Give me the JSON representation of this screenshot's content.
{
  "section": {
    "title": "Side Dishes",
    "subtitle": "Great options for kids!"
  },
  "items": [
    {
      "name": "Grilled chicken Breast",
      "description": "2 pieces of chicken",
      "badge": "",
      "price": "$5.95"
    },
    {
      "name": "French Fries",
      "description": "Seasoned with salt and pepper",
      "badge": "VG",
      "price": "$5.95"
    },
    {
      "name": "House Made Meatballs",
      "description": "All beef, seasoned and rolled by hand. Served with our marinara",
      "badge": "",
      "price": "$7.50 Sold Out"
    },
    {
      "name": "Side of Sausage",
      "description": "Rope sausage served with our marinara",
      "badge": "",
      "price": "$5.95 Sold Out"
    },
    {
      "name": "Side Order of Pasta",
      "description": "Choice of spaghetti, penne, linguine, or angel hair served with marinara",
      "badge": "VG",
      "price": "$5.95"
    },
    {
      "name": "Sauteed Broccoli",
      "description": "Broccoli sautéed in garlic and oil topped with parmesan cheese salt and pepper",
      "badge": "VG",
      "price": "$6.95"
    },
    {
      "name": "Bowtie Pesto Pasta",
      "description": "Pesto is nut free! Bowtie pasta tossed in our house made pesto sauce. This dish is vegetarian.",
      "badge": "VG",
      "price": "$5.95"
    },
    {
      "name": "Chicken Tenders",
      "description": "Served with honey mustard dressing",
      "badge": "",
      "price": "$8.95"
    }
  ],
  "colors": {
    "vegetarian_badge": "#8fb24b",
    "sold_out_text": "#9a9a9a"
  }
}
^^^^^^^^^^^^^^^^
SET EXERCISE> Copy every record exactly, with nothing added or dropped.

WORKED ANSWER>
Give me the JSON representation of this screenshot's content.
{
  "section": {
    "title": "Side Dishes",
    "subtitle": "Great options for kids!"
  },
  "items": [
    {
      "name": "Grilled chicken Breast",
      "description": "2 pieces of chicken",
      "badge": "",
      "price": "$5.95"
    },
    {
      "name": "French Fries",
      "description": "Seasoned with salt and pepper",
      "badge": "VG",
      "price": "$5.95"
    },
    {
      "name": "House Made Meatballs",
      "description": "All beef, seasoned and rolled by hand. Served with our marinara",
      "badge": "",
      "price": "$7.50 Sold Out"
    },
    {
      "name": "Side of Sausage",
      "description": "Rope sausage served with our marinara",
      "badge": "",
      "price": "$5.95 Sold Out"
    },
    {
      "name": "Side Order of Pasta",
      "description": "Choice of spaghetti, penne, linguine, or angel hair served with marinara",
      "badge": "VG",
      "price": "$5.95"
    },
    {
      "name": "Sauteed Broccoli",
      "description": "Broccoli sautéed in garlic and oil topped with parmesan cheese salt and pepper",
      "badge": "VG",
      "price": "$6.95"
    },
    {
      "name": "Bowtie Pesto Pasta",
      "description": "Pesto is nut free! Bowtie pasta tossed in our house made pesto sauce. This dish is vegetarian.",
      "badge": "VG",
      "price": "$5.95"
    },
    {
      "name": "Chicken Tenders",
      "description": "Served with honey mustard dressing",
      "badge": "",
      "price": "$8.95"
    }
  ],
  "colors": {
    "vegetarian_badge": "#8fb24b",
    "sold_out_text": "#9a9a9a"
  }
}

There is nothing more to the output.